#### Records supplied
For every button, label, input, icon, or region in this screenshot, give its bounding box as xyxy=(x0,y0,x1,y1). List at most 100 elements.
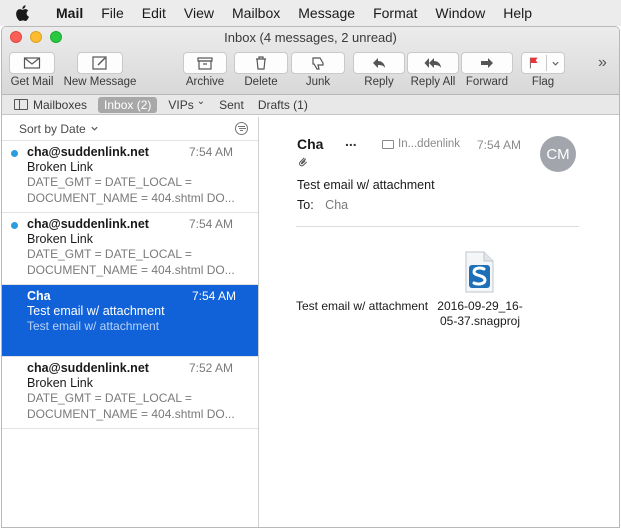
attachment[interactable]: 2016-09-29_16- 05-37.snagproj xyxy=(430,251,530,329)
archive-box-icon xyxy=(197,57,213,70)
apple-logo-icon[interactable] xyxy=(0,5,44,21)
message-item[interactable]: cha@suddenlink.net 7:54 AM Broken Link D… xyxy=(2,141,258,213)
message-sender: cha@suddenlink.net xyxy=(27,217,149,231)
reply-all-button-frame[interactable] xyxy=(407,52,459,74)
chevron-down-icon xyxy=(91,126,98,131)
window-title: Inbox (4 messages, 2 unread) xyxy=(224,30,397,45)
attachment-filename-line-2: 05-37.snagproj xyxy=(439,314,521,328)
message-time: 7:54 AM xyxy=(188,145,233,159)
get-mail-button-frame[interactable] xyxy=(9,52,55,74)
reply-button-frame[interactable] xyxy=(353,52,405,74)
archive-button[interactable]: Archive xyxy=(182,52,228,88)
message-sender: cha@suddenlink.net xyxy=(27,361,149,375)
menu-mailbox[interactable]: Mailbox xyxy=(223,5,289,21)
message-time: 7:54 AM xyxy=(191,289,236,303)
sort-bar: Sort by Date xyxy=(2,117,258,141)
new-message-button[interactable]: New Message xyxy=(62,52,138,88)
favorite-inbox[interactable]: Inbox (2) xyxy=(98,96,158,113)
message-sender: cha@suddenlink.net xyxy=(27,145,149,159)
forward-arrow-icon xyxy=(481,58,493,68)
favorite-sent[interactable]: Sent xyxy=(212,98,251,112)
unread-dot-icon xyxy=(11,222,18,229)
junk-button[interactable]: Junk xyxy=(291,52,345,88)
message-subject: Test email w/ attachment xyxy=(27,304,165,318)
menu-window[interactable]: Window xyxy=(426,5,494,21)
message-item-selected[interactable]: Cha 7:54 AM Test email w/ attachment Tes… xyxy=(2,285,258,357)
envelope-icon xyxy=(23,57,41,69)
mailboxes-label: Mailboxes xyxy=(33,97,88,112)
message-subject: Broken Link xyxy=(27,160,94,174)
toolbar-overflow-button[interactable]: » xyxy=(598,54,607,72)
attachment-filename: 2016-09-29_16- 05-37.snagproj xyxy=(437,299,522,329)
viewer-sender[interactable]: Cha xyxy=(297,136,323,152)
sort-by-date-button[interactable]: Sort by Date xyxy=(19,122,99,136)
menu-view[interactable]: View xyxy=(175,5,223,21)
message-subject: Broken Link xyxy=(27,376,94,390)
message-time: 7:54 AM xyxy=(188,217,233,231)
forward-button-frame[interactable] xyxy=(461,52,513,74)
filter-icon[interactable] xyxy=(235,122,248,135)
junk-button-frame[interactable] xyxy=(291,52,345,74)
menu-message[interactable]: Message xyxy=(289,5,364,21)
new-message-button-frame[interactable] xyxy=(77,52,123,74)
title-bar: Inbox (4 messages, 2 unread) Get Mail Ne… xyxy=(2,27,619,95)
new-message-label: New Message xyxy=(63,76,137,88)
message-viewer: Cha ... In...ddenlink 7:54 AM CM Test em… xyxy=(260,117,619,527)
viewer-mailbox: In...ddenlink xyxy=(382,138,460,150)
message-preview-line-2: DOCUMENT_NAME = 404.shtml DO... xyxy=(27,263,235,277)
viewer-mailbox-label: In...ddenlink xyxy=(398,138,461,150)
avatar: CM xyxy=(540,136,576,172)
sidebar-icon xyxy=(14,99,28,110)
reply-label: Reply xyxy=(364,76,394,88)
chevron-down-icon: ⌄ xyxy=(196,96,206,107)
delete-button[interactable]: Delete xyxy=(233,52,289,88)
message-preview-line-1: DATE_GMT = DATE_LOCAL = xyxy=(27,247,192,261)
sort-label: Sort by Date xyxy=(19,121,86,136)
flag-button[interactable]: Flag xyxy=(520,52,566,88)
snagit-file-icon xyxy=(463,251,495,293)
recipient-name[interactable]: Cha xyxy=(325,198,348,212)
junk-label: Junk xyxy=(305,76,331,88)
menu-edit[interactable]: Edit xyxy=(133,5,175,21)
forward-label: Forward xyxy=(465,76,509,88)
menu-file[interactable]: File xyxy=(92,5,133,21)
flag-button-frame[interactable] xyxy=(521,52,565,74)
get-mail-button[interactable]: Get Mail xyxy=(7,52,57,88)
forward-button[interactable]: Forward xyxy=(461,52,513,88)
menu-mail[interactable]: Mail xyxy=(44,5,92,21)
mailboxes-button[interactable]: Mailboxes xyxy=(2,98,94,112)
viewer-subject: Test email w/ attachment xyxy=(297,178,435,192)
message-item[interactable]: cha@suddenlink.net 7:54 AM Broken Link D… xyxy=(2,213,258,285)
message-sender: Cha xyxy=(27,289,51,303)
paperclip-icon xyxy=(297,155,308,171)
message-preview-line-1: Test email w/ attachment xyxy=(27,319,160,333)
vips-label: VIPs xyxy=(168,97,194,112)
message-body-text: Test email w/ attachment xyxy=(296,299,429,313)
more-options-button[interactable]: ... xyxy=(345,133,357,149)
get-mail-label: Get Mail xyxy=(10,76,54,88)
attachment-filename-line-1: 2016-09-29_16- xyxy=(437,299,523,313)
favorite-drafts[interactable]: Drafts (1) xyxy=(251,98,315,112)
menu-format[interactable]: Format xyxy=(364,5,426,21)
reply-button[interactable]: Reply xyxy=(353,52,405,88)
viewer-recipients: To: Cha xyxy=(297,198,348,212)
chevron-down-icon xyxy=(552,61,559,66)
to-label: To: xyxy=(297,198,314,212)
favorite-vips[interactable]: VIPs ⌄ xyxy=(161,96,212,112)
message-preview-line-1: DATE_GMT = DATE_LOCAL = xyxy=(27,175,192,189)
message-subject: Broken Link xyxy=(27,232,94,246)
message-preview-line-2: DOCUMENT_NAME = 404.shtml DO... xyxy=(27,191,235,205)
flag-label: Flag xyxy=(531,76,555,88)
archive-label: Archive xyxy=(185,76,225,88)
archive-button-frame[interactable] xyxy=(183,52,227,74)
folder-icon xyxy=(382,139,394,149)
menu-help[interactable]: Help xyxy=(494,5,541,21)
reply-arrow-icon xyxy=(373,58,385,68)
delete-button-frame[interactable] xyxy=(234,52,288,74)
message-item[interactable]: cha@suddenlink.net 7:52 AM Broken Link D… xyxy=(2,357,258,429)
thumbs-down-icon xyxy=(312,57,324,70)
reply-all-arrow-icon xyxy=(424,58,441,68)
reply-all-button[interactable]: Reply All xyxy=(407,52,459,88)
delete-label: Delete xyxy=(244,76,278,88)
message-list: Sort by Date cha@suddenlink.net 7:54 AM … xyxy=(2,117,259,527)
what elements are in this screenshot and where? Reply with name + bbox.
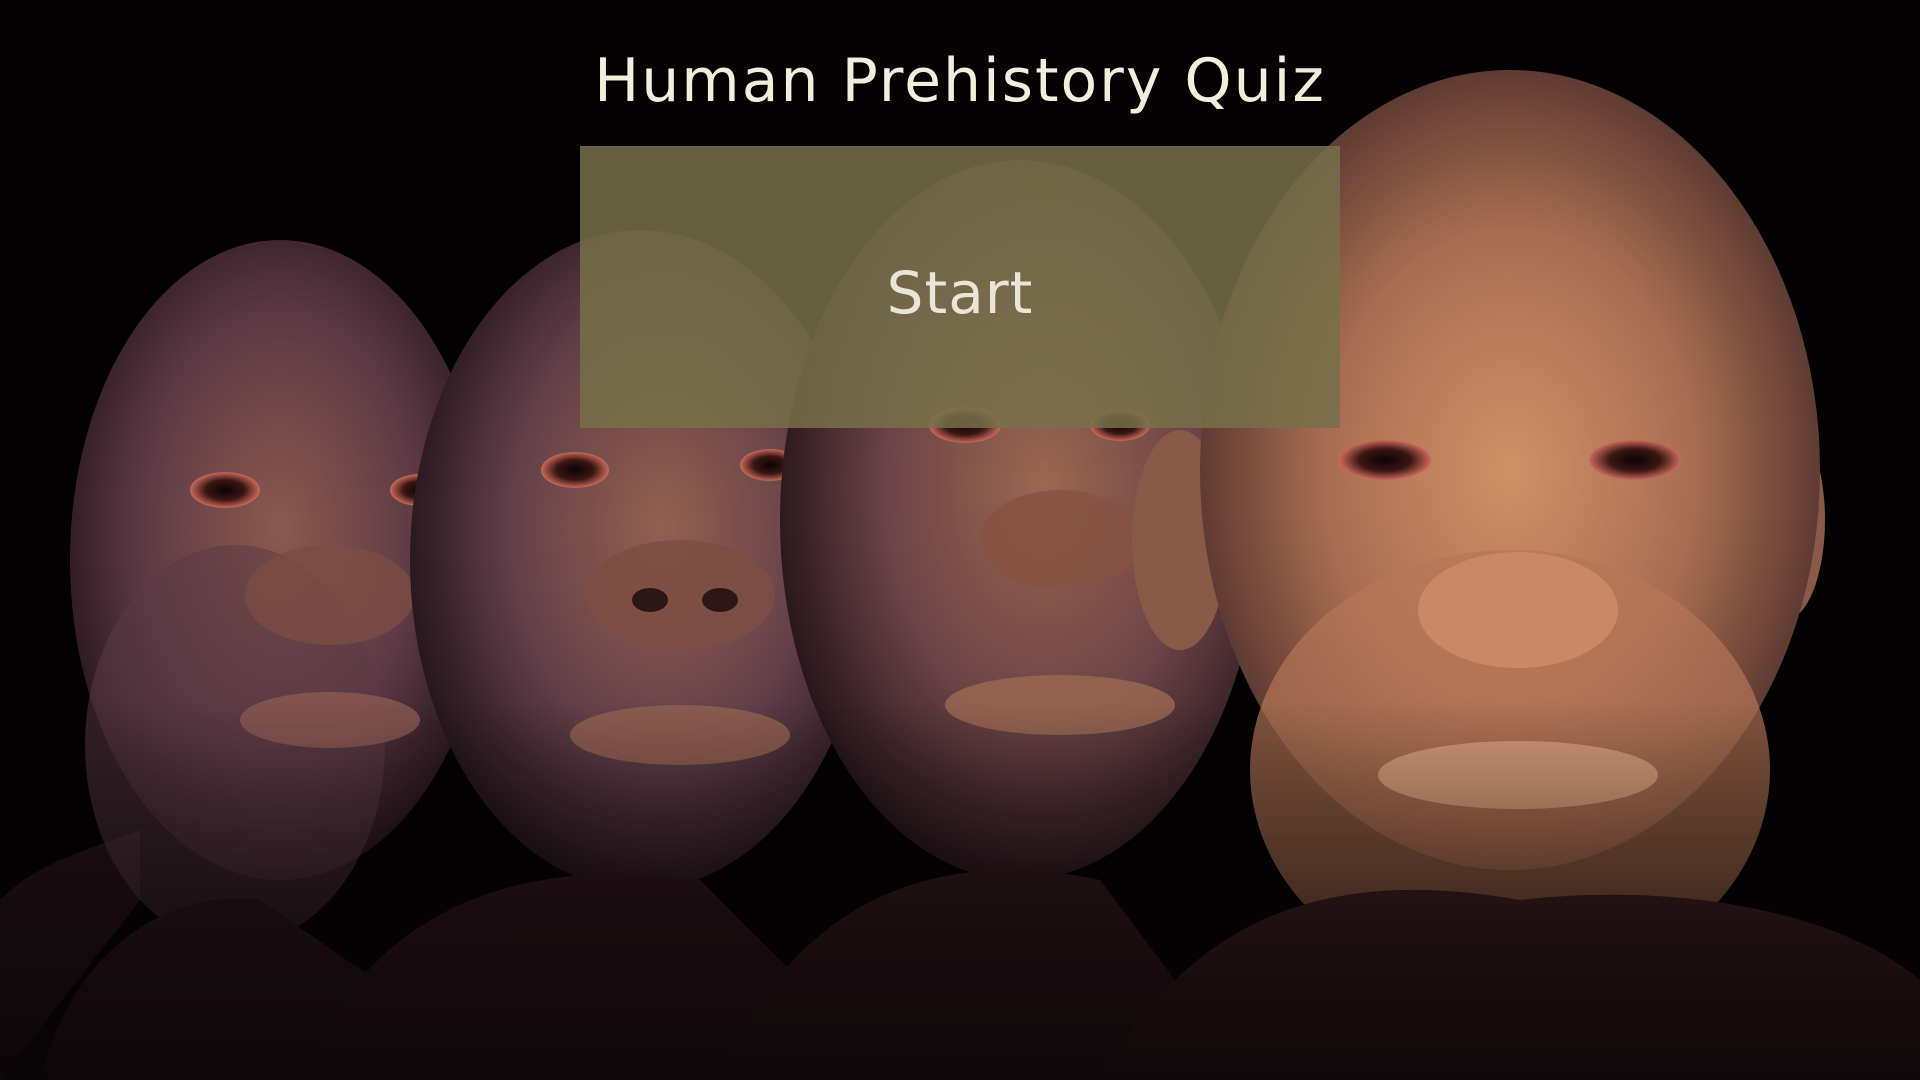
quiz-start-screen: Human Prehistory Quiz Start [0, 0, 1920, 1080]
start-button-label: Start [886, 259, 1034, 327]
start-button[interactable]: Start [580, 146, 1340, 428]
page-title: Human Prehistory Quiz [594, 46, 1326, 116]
########
#### Records supplied
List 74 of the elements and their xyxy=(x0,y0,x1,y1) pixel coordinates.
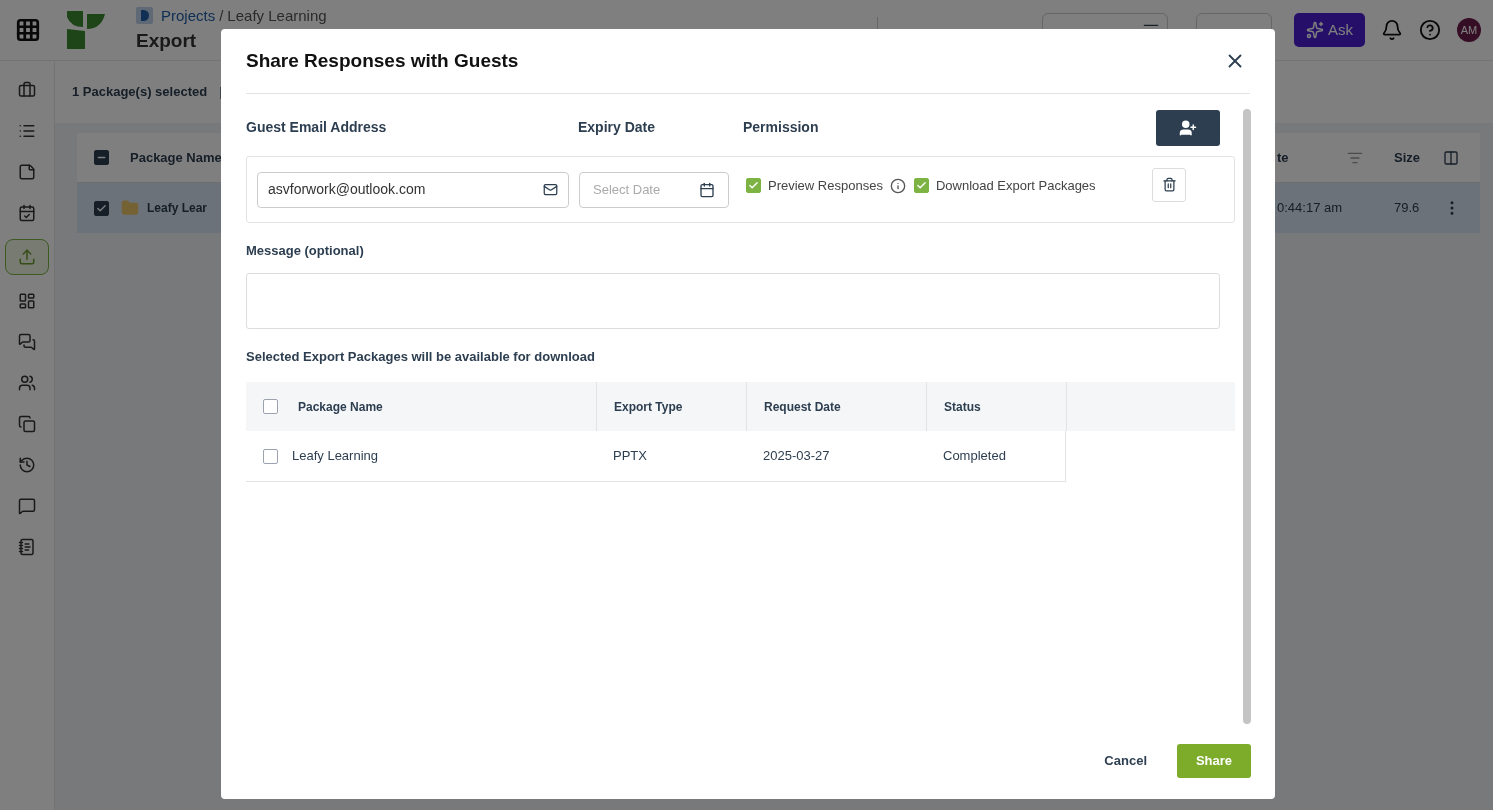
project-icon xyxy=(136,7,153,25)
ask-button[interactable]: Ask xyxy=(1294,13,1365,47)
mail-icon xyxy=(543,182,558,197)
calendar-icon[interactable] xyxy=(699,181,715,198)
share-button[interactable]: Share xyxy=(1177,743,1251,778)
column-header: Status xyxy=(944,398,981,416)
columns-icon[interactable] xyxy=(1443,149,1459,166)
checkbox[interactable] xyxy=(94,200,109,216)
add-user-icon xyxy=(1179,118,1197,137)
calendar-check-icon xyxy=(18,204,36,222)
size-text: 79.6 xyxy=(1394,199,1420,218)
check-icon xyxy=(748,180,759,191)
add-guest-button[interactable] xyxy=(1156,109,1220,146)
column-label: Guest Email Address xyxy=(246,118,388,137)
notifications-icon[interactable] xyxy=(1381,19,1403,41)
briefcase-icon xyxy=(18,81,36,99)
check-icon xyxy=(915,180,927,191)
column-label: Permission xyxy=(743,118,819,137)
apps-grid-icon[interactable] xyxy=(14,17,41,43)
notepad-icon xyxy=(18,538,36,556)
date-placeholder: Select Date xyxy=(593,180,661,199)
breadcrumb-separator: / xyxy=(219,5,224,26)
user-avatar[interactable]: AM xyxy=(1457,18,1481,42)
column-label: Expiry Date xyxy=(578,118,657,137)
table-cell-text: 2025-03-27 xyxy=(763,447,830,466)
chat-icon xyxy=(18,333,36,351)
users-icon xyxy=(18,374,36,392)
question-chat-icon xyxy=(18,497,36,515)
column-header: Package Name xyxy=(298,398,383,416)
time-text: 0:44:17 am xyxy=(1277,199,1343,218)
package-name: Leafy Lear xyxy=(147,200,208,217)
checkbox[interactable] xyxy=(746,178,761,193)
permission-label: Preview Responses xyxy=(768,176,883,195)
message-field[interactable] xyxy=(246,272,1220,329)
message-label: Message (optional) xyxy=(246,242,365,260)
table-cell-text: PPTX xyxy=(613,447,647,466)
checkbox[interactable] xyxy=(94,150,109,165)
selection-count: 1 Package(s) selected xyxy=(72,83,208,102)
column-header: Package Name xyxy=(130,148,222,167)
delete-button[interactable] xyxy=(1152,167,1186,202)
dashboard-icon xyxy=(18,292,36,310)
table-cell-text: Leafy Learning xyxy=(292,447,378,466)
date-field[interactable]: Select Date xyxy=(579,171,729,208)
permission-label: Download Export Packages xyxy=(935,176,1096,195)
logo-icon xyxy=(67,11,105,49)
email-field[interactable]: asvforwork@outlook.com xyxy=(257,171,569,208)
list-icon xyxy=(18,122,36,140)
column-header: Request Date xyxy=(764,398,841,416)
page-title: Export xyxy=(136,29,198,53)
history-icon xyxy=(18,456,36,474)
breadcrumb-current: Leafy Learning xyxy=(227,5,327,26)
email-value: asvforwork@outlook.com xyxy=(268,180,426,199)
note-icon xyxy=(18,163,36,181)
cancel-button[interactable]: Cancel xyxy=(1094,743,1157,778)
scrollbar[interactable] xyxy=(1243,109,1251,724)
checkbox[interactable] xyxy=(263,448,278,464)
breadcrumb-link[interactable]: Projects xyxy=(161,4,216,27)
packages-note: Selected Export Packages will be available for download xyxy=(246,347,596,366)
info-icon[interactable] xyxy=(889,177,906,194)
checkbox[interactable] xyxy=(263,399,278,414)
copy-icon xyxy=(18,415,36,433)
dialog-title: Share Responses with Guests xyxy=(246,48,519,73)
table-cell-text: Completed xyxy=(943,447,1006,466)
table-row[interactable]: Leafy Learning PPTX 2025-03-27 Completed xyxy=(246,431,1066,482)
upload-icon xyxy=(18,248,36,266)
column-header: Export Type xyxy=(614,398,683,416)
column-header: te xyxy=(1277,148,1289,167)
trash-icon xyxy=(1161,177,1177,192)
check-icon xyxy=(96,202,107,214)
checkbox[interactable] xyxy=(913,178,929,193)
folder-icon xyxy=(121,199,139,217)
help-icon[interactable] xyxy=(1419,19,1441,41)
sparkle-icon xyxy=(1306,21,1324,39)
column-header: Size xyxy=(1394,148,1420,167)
########
In the records, swap "column-label" for "column-title" throughout the part that opens with the line containing "project-icon xyxy=(136,7,153,25)" and closes with the line containing "column-header: Request Date". Return only those lines, with everything else unchanged.

Response:
project-icon xyxy=(136,7,153,25)
ask-button[interactable]: Ask xyxy=(1294,13,1365,47)
mail-icon xyxy=(543,182,558,197)
calendar-icon[interactable] xyxy=(699,181,715,198)
share-button[interactable]: Share xyxy=(1177,743,1251,778)
column-header: Status xyxy=(944,398,981,416)
columns-icon[interactable] xyxy=(1443,149,1459,166)
checkbox[interactable] xyxy=(94,200,109,216)
add-user-icon xyxy=(1179,118,1197,137)
calendar-check-icon xyxy=(18,204,36,222)
size-text: 79.6 xyxy=(1394,199,1420,218)
check-icon xyxy=(748,180,759,191)
add-guest-button[interactable] xyxy=(1156,109,1220,146)
column-title: Guest Email Address xyxy=(246,118,388,137)
notifications-icon[interactable] xyxy=(1381,19,1403,41)
briefcase-icon xyxy=(18,81,36,99)
check-icon xyxy=(915,180,927,191)
column-title: Permission xyxy=(743,118,819,137)
apps-grid-icon[interactable] xyxy=(14,17,41,43)
notepad-icon xyxy=(18,538,36,556)
date-placeholder: Select Date xyxy=(593,180,661,199)
breadcrumb-separator: / xyxy=(219,5,224,26)
user-avatar[interactable]: AM xyxy=(1457,18,1481,42)
column-title: Expiry Date xyxy=(578,118,657,137)
table-cell-text: 2025-03-27 xyxy=(763,447,830,466)
chat-icon xyxy=(18,333,36,351)
users-icon xyxy=(18,374,36,392)
question-chat-icon xyxy=(18,497,36,515)
column-header: Package Name xyxy=(298,398,383,416)
time-text: 0:44:17 am xyxy=(1277,199,1343,218)
package-name: Leafy Lear xyxy=(147,200,208,217)
checkbox[interactable] xyxy=(746,178,761,193)
permission-label: Preview Responses xyxy=(768,176,883,195)
message-field[interactable] xyxy=(246,272,1220,329)
message-label: Message (optional) xyxy=(246,242,365,260)
table-cell-text: PPTX xyxy=(613,447,647,466)
checkbox[interactable] xyxy=(94,150,109,165)
selection-count: 1 Package(s) selected xyxy=(72,83,208,102)
column-header: Package Name xyxy=(130,148,222,167)
delete-button[interactable] xyxy=(1152,167,1186,202)
dashboard-icon xyxy=(18,292,36,310)
table-cell-text: Leafy Learning xyxy=(292,447,378,466)
date-field[interactable]: Select Date xyxy=(579,171,729,208)
permission-label: Download Export Packages xyxy=(935,176,1096,195)
logo-icon xyxy=(67,11,105,49)
email-field[interactable]: asvforwork@outlook.com xyxy=(257,171,569,208)
list-icon xyxy=(18,122,36,140)
column-header: Request Date xyxy=(764,398,841,416)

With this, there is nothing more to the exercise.